• Records supplied:
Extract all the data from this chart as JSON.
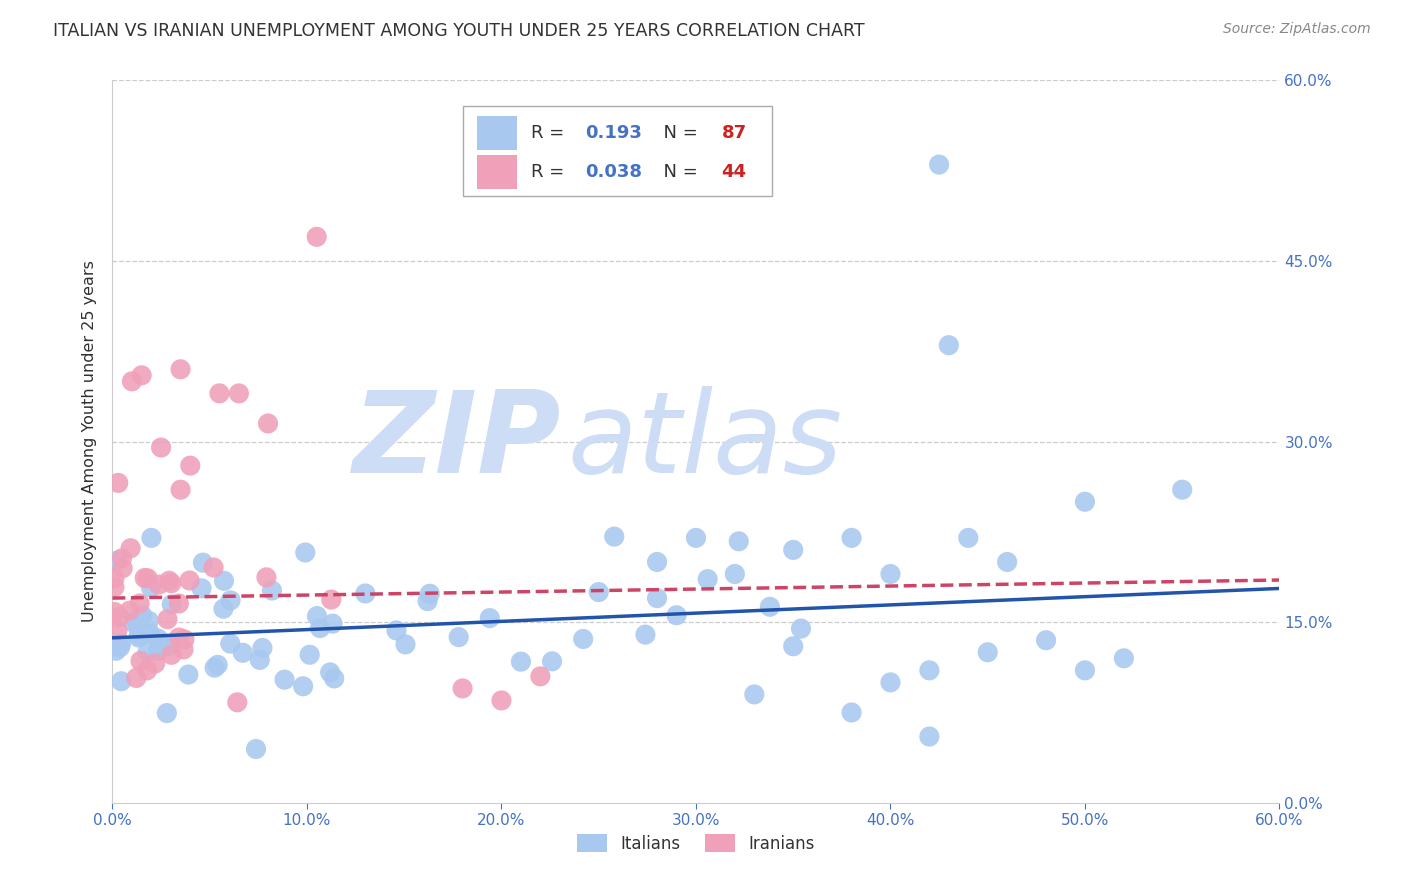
{
  "title": "ITALIAN VS IRANIAN UNEMPLOYMENT AMONG YOUTH UNDER 25 YEARS CORRELATION CHART",
  "source": "Source: ZipAtlas.com",
  "ylabel": "Unemployment Among Youth under 25 years",
  "xlim": [
    0.0,
    0.6
  ],
  "ylim": [
    0.0,
    0.6
  ],
  "yticks": [
    0.0,
    0.15,
    0.3,
    0.45,
    0.6
  ],
  "xticks": [
    0.0,
    0.1,
    0.2,
    0.3,
    0.4,
    0.5,
    0.6
  ],
  "xtick_labels": [
    "0.0%",
    "10.0%",
    "20.0%",
    "30.0%",
    "40.0%",
    "50.0%",
    "60.0%"
  ],
  "ytick_labels": [
    "0.0%",
    "15.0%",
    "30.0%",
    "45.0%",
    "60.0%"
  ],
  "italian_R": 0.193,
  "italian_N": 87,
  "iranian_R": 0.038,
  "iranian_N": 44,
  "italian_scatter_color": "#a8c8f0",
  "iranian_scatter_color": "#f0a0b8",
  "italian_line_color": "#2255aa",
  "iranian_line_color": "#cc4466",
  "watermark_zip_color": "#ccddf5",
  "watermark_atlas_color": "#ccddf5",
  "background_color": "#ffffff",
  "grid_color": "#cccccc",
  "tick_color": "#4472c4",
  "title_color": "#333333",
  "source_color": "#888888",
  "legend_R_color": "#4472c4",
  "legend_N_color": "#cc2222"
}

• Stated task:
Output the entries above exactly, without their pictures.

• Solution for this task:
Extract all the data from this chart as JSON.
{
  "title": "ITALIAN VS IRANIAN UNEMPLOYMENT AMONG YOUTH UNDER 25 YEARS CORRELATION CHART",
  "source": "Source: ZipAtlas.com",
  "ylabel": "Unemployment Among Youth under 25 years",
  "xlim": [
    0.0,
    0.6
  ],
  "ylim": [
    0.0,
    0.6
  ],
  "yticks": [
    0.0,
    0.15,
    0.3,
    0.45,
    0.6
  ],
  "xticks": [
    0.0,
    0.1,
    0.2,
    0.3,
    0.4,
    0.5,
    0.6
  ],
  "xtick_labels": [
    "0.0%",
    "10.0%",
    "20.0%",
    "30.0%",
    "40.0%",
    "50.0%",
    "60.0%"
  ],
  "ytick_labels": [
    "0.0%",
    "15.0%",
    "30.0%",
    "45.0%",
    "60.0%"
  ],
  "italian_R": 0.193,
  "italian_N": 87,
  "iranian_R": 0.038,
  "iranian_N": 44,
  "italian_scatter_color": "#a8c8f0",
  "iranian_scatter_color": "#f0a0b8",
  "italian_line_color": "#2255aa",
  "iranian_line_color": "#cc4466",
  "watermark_zip_color": "#ccddf5",
  "watermark_atlas_color": "#ccddf5",
  "background_color": "#ffffff",
  "grid_color": "#cccccc",
  "tick_color": "#4472c4",
  "title_color": "#333333",
  "source_color": "#888888",
  "legend_R_color": "#4472c4",
  "legend_N_color": "#cc2222"
}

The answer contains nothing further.